### DATASET:
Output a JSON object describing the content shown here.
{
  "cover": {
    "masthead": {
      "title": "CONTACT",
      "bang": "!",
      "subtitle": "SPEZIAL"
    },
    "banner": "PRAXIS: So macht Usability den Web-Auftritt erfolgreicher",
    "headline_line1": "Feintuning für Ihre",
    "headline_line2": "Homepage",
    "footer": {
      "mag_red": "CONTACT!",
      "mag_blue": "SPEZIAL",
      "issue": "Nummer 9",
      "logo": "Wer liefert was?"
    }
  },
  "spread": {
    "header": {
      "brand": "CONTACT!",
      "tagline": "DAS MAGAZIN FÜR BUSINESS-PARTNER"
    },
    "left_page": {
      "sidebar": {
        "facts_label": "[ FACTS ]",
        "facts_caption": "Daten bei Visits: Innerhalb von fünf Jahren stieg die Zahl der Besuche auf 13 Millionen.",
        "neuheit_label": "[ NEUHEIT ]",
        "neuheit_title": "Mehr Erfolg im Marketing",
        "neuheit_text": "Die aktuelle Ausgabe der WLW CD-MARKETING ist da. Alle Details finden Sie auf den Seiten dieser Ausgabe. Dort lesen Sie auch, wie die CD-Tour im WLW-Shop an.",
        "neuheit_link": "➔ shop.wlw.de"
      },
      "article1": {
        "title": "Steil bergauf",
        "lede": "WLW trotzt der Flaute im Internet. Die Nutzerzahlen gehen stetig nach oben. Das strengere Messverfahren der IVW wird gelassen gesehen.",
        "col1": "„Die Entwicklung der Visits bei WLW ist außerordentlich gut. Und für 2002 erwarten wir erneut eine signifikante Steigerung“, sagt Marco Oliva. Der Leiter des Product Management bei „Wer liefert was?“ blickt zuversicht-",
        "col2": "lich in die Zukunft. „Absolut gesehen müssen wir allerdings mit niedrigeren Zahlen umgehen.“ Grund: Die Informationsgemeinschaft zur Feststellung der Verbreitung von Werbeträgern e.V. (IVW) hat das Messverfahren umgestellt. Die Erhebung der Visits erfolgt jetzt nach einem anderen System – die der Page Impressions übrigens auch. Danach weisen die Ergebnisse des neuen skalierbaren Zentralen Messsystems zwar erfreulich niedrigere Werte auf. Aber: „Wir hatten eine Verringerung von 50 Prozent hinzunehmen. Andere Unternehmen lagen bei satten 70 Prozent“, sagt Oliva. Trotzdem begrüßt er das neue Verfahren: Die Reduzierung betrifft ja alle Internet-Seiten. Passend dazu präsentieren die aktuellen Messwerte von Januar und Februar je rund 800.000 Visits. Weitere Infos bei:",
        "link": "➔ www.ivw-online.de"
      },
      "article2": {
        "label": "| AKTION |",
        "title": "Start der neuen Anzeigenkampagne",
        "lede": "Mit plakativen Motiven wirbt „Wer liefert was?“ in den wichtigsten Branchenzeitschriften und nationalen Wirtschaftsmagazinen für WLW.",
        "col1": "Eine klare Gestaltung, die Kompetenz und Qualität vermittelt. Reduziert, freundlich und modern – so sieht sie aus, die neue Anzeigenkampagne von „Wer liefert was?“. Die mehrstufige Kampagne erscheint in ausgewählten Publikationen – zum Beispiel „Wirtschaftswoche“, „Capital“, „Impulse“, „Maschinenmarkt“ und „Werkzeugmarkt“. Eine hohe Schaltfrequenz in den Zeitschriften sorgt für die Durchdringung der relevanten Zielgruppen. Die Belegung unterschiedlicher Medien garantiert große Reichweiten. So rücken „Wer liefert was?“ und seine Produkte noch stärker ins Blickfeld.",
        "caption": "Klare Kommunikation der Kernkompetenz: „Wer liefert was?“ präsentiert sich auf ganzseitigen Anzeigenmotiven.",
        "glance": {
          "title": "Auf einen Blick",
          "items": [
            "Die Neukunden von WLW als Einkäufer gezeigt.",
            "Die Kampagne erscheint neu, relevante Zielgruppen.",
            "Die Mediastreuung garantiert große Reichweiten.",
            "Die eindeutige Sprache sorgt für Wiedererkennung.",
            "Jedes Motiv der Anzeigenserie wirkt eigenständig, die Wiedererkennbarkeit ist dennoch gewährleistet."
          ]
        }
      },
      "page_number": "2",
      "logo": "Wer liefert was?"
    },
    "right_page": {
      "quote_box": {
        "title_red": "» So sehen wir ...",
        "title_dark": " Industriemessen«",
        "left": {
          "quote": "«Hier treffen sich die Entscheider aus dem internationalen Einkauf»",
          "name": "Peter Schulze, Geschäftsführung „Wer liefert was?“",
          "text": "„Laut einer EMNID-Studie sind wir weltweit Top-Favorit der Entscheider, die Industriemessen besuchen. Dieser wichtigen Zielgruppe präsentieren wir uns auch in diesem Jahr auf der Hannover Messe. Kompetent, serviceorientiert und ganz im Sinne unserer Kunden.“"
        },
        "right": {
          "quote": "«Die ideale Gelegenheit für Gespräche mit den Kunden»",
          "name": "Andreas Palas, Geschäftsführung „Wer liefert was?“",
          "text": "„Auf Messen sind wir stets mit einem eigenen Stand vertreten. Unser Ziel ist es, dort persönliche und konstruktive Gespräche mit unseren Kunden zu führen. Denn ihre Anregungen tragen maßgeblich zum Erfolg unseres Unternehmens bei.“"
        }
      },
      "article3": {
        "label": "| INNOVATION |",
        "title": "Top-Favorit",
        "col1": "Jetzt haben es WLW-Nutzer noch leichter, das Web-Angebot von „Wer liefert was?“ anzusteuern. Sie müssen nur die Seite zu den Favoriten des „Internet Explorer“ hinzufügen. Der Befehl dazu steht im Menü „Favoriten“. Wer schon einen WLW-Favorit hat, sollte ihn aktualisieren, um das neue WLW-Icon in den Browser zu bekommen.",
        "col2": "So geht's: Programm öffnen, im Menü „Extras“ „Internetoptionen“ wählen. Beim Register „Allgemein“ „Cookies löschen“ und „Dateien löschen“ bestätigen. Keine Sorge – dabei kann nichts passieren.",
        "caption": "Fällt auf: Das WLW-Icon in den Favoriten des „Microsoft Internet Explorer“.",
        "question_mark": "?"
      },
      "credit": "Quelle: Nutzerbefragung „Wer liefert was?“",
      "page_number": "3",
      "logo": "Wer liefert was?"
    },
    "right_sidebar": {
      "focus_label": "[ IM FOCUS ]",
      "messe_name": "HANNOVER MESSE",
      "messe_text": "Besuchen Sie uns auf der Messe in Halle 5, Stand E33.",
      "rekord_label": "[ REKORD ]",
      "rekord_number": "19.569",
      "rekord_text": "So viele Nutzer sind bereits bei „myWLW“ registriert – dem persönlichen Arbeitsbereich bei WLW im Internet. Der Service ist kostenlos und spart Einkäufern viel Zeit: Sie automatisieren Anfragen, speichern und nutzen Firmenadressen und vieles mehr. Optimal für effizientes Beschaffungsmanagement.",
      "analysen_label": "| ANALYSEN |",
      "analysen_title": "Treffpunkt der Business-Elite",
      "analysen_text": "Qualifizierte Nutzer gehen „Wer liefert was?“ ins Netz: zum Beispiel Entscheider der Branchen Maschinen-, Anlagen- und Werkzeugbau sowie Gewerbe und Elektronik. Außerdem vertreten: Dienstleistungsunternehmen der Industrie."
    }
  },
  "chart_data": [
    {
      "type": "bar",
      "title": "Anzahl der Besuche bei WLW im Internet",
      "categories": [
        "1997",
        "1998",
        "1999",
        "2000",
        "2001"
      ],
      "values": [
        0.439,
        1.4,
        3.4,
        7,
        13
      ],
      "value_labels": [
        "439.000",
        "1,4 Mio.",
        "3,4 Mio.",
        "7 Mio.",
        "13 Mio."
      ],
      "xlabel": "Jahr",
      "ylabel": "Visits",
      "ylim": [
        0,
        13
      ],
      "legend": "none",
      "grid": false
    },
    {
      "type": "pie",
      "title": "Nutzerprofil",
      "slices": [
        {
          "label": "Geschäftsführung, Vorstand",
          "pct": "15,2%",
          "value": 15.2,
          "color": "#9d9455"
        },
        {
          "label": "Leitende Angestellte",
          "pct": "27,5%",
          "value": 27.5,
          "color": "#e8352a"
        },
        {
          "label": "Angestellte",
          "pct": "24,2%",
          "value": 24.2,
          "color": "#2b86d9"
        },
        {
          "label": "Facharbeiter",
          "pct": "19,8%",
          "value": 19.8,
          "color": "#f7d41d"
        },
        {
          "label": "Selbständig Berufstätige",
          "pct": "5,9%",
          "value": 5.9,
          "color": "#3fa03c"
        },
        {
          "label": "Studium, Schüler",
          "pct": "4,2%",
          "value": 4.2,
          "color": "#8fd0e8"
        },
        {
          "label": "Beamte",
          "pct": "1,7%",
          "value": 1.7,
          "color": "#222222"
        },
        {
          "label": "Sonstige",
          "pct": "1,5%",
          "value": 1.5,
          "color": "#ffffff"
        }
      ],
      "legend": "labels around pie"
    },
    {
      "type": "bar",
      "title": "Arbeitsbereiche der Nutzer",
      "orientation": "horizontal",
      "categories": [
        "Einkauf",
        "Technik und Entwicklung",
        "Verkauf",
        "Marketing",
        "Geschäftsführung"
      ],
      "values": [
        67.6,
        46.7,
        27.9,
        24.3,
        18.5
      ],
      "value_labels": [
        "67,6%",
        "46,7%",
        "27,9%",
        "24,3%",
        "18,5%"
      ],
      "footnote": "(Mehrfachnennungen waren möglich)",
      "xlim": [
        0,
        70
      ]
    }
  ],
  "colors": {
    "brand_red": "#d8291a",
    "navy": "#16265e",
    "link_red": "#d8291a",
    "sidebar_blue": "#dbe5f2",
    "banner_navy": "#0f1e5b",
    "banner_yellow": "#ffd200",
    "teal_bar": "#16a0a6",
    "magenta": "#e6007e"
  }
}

### THE TASK:
How many of the lines above hold "Menü"? Answer with only the number.

### RESPONSE TO THE TASK:
2